Extracts from a graphics dataset
──────────────────────────────

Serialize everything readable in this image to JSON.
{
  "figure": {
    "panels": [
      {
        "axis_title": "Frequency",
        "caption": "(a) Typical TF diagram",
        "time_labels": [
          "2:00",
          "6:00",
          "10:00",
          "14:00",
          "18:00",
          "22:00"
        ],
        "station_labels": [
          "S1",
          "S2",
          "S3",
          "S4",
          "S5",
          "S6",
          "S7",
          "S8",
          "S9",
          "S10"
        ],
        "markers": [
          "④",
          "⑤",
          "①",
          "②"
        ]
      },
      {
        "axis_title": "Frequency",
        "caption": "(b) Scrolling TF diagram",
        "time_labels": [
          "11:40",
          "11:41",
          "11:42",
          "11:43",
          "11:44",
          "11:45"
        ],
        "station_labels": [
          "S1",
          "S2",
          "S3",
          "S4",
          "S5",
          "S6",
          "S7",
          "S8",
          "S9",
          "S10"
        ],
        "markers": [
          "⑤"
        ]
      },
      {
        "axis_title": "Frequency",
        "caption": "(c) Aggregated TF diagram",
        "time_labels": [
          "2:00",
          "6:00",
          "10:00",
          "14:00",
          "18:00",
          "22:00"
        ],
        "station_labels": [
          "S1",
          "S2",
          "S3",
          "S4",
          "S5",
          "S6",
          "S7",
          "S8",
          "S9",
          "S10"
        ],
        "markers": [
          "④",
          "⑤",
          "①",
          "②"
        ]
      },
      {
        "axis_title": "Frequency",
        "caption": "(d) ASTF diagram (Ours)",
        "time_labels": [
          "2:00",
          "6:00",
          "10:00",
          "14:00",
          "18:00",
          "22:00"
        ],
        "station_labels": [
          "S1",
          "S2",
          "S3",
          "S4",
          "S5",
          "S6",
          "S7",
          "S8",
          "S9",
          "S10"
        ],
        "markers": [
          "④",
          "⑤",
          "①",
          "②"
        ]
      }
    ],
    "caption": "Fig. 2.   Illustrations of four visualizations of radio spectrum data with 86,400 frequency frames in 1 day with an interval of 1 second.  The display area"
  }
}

──────────────────────────────

▶ [PROBLEM TO SOLVE]: Each line of the listing should be copied exactly.

▶ [EXERCISE RESPONSE]:
Serialize everything readable in this image to JSON.
{
  "figure": {
    "panels": [
      {
        "axis_title": "Frequency",
        "caption": "(a) Typical TF diagram",
        "time_labels": [
          "2:00",
          "6:00",
          "10:00",
          "14:00",
          "18:00",
          "22:00"
        ],
        "station_labels": [
          "S1",
          "S2",
          "S3",
          "S4",
          "S5",
          "S6",
          "S7",
          "S8",
          "S9",
          "S10"
        ],
        "markers": [
          "④",
          "⑤",
          "①",
          "②"
        ]
      },
      {
        "axis_title": "Frequency",
        "caption": "(b) Scrolling TF diagram",
        "time_labels": [
          "11:40",
          "11:41",
          "11:42",
          "11:43",
          "11:44",
          "11:45"
        ],
        "station_labels": [
          "S1",
          "S2",
          "S3",
          "S4",
          "S5",
          "S6",
          "S7",
          "S8",
          "S9",
          "S10"
        ],
        "markers": [
          "⑤"
        ]
      },
      {
        "axis_title": "Frequency",
        "caption": "(c) Aggregated TF diagram",
        "time_labels": [
          "2:00",
          "6:00",
          "10:00",
          "14:00",
          "18:00",
          "22:00"
        ],
        "station_labels": [
          "S1",
          "S2",
          "S3",
          "S4",
          "S5",
          "S6",
          "S7",
          "S8",
          "S9",
          "S10"
        ],
        "markers": [
          "④",
          "⑤",
          "①",
          "②"
        ]
      },
      {
        "axis_title": "Frequency",
        "caption": "(d) ASTF diagram (Ours)",
        "time_labels": [
          "2:00",
          "6:00",
          "10:00",
          "14:00",
          "18:00",
          "22:00"
        ],
        "station_labels": [
          "S1",
          "S2",
          "S3",
          "S4",
          "S5",
          "S6",
          "S7",
          "S8",
          "S9",
          "S10"
        ],
        "markers": [
          "④",
          "⑤",
          "①",
          "②"
        ]
      }
    ],
    "caption": "Fig. 2.   Illustrations of four visualizations of radio spectrum data with 86,400 frequency frames in 1 day with an interval of 1 second.  The display area"
  }
}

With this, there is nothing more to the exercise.